# Set task
Take the line containing "Parse this screenshot: output" and every line after it to the end of the material below; reproduce them exactly, without pictures.

# Data items
········

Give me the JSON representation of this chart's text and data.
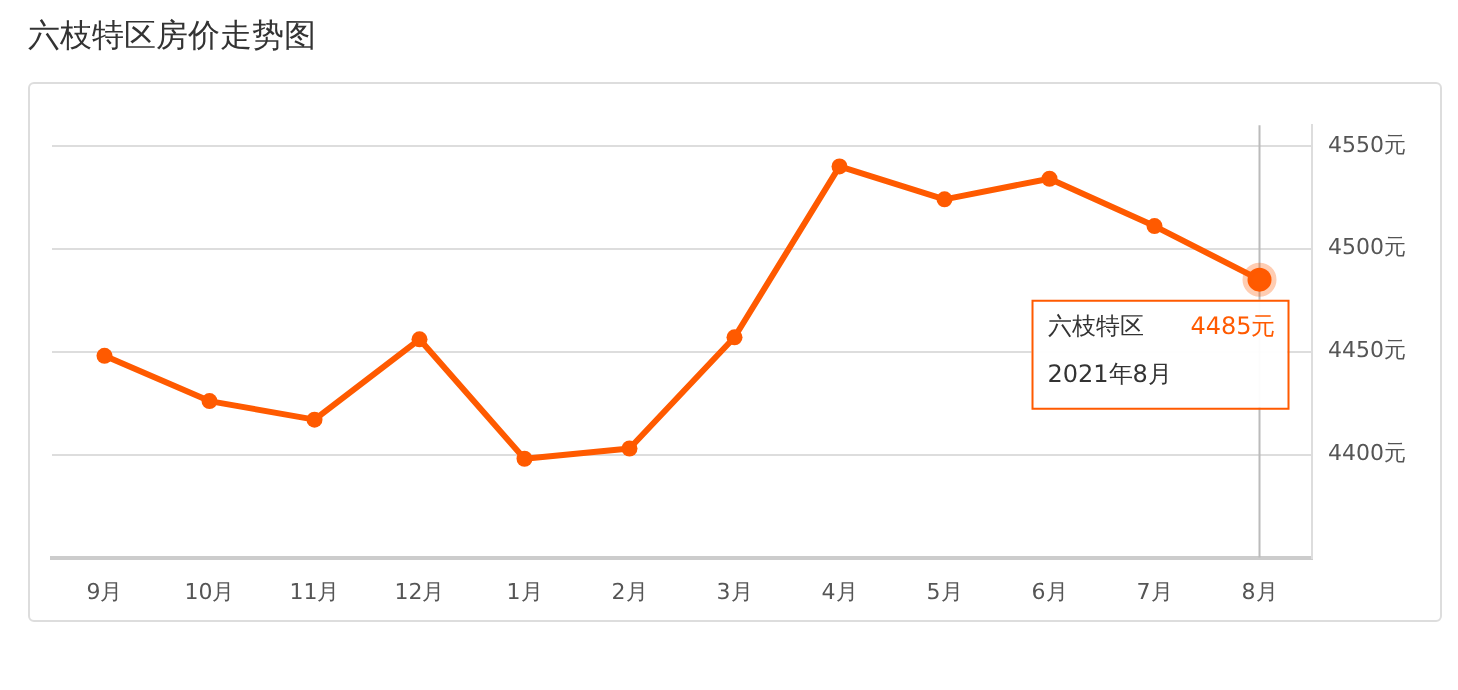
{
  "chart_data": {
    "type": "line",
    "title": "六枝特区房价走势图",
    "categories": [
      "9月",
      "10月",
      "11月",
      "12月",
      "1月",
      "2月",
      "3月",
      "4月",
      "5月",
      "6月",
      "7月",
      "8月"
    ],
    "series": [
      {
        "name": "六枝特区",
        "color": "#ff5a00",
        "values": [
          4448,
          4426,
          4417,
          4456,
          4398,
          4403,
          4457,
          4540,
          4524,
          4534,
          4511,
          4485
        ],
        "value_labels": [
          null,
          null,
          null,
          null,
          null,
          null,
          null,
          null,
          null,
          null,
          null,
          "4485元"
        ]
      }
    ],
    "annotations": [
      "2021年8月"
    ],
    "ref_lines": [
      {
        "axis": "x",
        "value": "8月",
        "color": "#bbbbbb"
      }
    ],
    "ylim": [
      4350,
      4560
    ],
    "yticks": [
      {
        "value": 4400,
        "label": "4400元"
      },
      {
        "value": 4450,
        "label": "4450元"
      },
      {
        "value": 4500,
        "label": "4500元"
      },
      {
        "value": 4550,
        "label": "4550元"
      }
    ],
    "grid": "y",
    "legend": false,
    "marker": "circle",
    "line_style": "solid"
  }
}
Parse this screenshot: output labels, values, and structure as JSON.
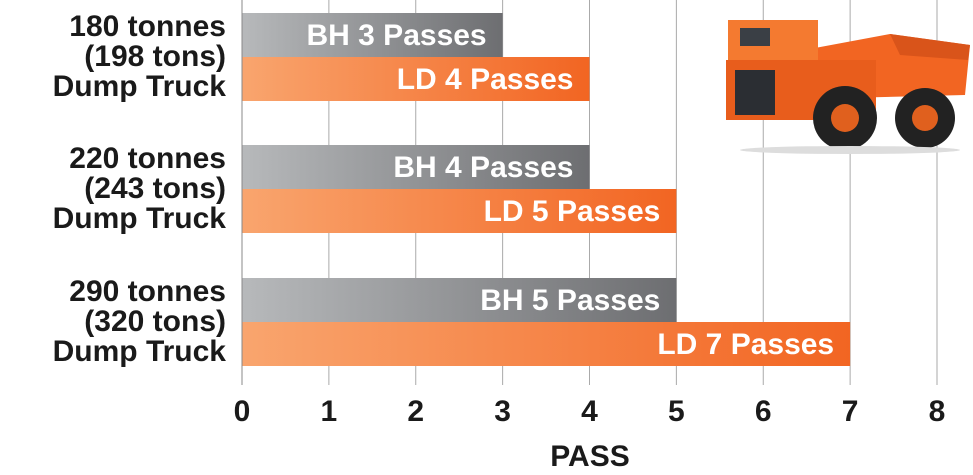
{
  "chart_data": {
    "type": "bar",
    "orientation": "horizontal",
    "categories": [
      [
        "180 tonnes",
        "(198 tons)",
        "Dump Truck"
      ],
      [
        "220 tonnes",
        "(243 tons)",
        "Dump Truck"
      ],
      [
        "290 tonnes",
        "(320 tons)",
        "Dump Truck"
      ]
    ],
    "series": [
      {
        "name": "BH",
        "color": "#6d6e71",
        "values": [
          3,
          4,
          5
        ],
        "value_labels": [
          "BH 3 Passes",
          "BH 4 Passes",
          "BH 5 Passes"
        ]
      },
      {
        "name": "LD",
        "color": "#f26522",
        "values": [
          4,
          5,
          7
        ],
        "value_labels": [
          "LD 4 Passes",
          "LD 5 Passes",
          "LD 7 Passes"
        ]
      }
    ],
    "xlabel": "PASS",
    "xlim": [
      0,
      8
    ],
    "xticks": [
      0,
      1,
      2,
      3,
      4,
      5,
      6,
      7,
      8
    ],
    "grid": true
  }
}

········

# Correct answer
Parse this screenshot: output labels, values, and structure as JSON.
{
  "chart_data": {
    "type": "bar",
    "orientation": "horizontal",
    "categories": [
      [
        "180 tonnes",
        "(198 tons)",
        "Dump Truck"
      ],
      [
        "220 tonnes",
        "(243 tons)",
        "Dump Truck"
      ],
      [
        "290 tonnes",
        "(320 tons)",
        "Dump Truck"
      ]
    ],
    "series": [
      {
        "name": "BH",
        "color": "#6d6e71",
        "values": [
          3,
          4,
          5
        ],
        "value_labels": [
          "BH 3 Passes",
          "BH 4 Passes",
          "BH 5 Passes"
        ]
      },
      {
        "name": "LD",
        "color": "#f26522",
        "values": [
          4,
          5,
          7
        ],
        "value_labels": [
          "LD 4 Passes",
          "LD 5 Passes",
          "LD 7 Passes"
        ]
      }
    ],
    "xlabel": "PASS",
    "xlim": [
      0,
      8
    ],
    "xticks": [
      0,
      1,
      2,
      3,
      4,
      5,
      6,
      7,
      8
    ],
    "grid": true
  }
}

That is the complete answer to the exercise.